== Data rows
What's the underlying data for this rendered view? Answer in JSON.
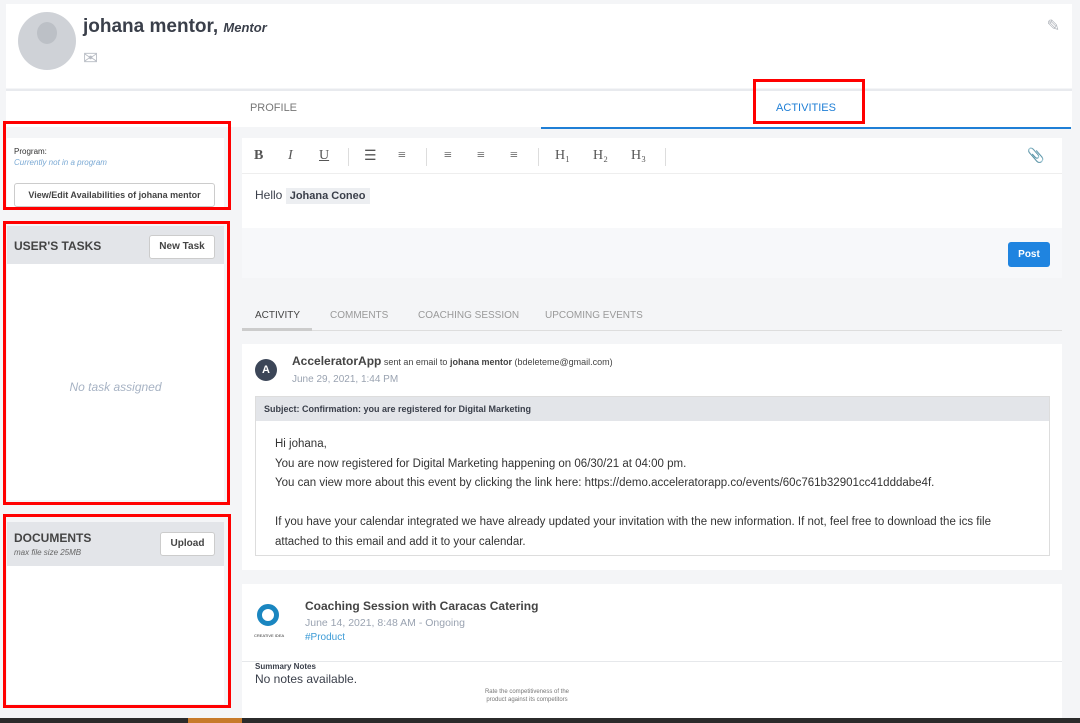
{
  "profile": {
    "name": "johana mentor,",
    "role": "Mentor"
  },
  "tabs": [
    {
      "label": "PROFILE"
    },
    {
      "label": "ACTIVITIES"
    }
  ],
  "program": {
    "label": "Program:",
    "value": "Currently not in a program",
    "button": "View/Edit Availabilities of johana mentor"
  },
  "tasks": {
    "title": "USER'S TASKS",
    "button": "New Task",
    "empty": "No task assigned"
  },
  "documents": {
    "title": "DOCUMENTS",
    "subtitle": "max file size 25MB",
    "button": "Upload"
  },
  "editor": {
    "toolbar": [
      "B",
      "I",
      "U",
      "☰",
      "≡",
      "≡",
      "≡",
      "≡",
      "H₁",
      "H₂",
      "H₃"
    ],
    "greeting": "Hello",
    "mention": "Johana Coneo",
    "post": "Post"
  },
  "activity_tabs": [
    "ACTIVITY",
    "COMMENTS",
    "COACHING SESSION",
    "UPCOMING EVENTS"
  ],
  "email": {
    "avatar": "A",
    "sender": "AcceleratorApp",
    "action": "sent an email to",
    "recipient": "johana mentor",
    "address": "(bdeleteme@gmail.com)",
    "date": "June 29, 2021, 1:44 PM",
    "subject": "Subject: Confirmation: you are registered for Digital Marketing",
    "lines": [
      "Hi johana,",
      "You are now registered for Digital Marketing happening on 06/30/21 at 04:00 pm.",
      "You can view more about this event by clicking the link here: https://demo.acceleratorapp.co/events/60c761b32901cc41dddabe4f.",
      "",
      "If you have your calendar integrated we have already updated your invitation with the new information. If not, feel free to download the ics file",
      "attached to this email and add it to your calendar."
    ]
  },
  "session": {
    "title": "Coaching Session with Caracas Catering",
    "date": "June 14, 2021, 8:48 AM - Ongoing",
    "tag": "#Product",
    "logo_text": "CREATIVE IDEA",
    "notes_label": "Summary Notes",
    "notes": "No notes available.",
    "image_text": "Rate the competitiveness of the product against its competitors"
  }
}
====
**To do**
Reproduce each record above by retyping it exactly; omit all images.

**Written solution**
What's the underlying data for this rendered view? Answer in JSON.
{
  "profile": {
    "name": "johana mentor,",
    "role": "Mentor"
  },
  "tabs": [
    {
      "label": "PROFILE"
    },
    {
      "label": "ACTIVITIES"
    }
  ],
  "program": {
    "label": "Program:",
    "value": "Currently not in a program",
    "button": "View/Edit Availabilities of johana mentor"
  },
  "tasks": {
    "title": "USER'S TASKS",
    "button": "New Task",
    "empty": "No task assigned"
  },
  "documents": {
    "title": "DOCUMENTS",
    "subtitle": "max file size 25MB",
    "button": "Upload"
  },
  "editor": {
    "toolbar": [
      "B",
      "I",
      "U",
      "☰",
      "≡",
      "≡",
      "≡",
      "≡",
      "H₁",
      "H₂",
      "H₃"
    ],
    "greeting": "Hello",
    "mention": "Johana Coneo",
    "post": "Post"
  },
  "activity_tabs": [
    "ACTIVITY",
    "COMMENTS",
    "COACHING SESSION",
    "UPCOMING EVENTS"
  ],
  "email": {
    "avatar": "A",
    "sender": "AcceleratorApp",
    "action": "sent an email to",
    "recipient": "johana mentor",
    "address": "(bdeleteme@gmail.com)",
    "date": "June 29, 2021, 1:44 PM",
    "subject": "Subject: Confirmation: you are registered for Digital Marketing",
    "lines": [
      "Hi johana,",
      "You are now registered for Digital Marketing happening on 06/30/21 at 04:00 pm.",
      "You can view more about this event by clicking the link here: https://demo.acceleratorapp.co/events/60c761b32901cc41dddabe4f.",
      "",
      "If you have your calendar integrated we have already updated your invitation with the new information. If not, feel free to download the ics file",
      "attached to this email and add it to your calendar."
    ]
  },
  "session": {
    "title": "Coaching Session with Caracas Catering",
    "date": "June 14, 2021, 8:48 AM - Ongoing",
    "tag": "#Product",
    "logo_text": "CREATIVE IDEA",
    "notes_label": "Summary Notes",
    "notes": "No notes available.",
    "image_text": "Rate the competitiveness of the product against its competitors"
  }
}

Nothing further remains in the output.